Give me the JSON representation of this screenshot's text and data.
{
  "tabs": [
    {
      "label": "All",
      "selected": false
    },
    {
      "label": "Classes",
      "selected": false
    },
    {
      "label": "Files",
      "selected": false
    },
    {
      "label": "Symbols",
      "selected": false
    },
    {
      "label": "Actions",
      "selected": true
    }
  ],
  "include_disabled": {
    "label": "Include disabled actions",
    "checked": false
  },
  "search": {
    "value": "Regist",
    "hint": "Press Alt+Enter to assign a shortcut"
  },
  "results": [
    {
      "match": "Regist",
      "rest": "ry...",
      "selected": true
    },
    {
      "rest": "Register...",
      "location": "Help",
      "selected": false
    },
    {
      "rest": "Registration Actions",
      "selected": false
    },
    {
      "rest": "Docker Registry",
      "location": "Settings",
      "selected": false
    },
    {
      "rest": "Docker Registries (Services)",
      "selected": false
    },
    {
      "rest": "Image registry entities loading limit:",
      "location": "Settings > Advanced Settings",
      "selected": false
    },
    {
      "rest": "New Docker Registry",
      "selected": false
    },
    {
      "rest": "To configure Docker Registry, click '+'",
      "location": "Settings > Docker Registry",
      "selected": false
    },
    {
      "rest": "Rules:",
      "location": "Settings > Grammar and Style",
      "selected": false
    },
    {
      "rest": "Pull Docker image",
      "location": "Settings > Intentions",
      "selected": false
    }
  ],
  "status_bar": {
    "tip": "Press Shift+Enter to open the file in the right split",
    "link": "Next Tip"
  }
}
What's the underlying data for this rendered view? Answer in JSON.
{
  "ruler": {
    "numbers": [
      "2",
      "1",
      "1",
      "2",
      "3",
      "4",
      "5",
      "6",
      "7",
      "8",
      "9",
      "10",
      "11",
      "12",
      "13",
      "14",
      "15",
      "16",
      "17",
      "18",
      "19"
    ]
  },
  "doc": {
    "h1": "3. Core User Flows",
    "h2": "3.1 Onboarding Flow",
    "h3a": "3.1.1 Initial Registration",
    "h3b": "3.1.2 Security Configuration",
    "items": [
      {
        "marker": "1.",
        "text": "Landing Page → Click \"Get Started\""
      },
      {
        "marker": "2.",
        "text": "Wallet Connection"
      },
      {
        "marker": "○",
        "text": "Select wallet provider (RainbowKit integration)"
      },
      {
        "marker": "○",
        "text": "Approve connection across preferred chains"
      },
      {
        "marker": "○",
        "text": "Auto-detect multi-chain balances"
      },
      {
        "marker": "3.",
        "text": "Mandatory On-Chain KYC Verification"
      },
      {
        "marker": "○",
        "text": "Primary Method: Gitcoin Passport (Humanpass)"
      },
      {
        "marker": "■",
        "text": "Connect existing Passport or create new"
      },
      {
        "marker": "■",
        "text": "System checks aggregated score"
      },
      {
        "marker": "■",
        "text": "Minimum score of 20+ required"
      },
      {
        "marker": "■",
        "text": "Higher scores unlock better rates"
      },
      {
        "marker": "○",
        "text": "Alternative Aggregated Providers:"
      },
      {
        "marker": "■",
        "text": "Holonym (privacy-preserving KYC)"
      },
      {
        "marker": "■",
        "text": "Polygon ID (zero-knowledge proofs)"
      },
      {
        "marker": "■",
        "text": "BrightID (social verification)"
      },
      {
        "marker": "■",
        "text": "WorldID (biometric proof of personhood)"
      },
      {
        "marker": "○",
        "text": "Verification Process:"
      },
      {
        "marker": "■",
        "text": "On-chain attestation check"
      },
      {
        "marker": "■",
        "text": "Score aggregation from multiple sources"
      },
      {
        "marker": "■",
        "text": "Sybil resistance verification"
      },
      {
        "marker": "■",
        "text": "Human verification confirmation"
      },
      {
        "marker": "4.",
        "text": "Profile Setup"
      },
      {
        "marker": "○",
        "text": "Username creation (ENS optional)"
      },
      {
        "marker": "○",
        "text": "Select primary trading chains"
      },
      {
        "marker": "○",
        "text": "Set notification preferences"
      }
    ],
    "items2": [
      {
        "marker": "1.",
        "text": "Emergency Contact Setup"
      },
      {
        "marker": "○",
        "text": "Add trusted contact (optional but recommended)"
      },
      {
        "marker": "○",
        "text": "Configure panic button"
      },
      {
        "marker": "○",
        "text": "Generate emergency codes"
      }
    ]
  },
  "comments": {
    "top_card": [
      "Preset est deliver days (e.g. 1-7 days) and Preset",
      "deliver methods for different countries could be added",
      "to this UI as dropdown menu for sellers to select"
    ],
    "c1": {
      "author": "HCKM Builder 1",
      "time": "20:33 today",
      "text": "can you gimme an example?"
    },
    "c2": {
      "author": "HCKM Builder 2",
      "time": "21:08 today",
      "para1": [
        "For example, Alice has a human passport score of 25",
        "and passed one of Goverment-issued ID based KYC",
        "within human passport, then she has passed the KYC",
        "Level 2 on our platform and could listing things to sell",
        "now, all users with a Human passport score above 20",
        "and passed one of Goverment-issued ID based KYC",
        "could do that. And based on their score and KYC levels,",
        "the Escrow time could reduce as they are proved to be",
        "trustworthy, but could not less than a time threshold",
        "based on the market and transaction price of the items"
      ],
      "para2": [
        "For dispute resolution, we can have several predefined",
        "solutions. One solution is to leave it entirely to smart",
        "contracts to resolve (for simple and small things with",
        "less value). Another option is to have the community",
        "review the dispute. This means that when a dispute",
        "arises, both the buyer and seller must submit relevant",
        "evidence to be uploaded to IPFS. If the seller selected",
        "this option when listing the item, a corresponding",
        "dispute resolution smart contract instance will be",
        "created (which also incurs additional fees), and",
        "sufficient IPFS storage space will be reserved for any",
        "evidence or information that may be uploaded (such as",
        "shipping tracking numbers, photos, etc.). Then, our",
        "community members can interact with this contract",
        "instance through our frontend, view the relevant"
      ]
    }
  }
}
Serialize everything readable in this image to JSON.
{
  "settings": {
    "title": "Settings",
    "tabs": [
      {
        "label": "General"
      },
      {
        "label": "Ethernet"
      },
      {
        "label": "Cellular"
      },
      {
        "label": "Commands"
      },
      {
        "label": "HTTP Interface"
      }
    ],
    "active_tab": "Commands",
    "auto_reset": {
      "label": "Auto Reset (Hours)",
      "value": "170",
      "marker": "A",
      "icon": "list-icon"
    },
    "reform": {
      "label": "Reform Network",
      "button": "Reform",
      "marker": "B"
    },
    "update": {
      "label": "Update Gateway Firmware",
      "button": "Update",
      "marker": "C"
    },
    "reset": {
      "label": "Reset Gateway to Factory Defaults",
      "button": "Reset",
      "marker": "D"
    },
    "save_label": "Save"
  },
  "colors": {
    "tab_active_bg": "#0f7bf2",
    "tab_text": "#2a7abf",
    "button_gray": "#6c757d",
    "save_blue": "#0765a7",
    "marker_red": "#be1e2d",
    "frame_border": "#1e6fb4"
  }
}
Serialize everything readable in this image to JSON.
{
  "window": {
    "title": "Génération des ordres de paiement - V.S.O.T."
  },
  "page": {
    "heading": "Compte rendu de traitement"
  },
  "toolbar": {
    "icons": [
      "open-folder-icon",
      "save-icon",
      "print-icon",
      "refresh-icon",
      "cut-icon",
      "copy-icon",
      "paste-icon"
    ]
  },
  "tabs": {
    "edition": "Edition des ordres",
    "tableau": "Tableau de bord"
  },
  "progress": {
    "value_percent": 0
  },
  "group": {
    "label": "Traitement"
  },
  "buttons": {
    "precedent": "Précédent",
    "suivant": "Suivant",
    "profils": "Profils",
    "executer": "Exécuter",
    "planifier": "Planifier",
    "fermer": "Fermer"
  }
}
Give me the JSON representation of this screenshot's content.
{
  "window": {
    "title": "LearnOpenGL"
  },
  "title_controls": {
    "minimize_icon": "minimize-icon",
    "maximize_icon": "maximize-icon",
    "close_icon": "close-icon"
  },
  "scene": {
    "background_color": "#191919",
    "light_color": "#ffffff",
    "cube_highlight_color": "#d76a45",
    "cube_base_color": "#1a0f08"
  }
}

:::

→ **Work to be completed**: Where a line contains "author", copy that line.

→ **Final result**:
      "author": "HCKM Builder 1",
      "author": "HCKM Builder 2",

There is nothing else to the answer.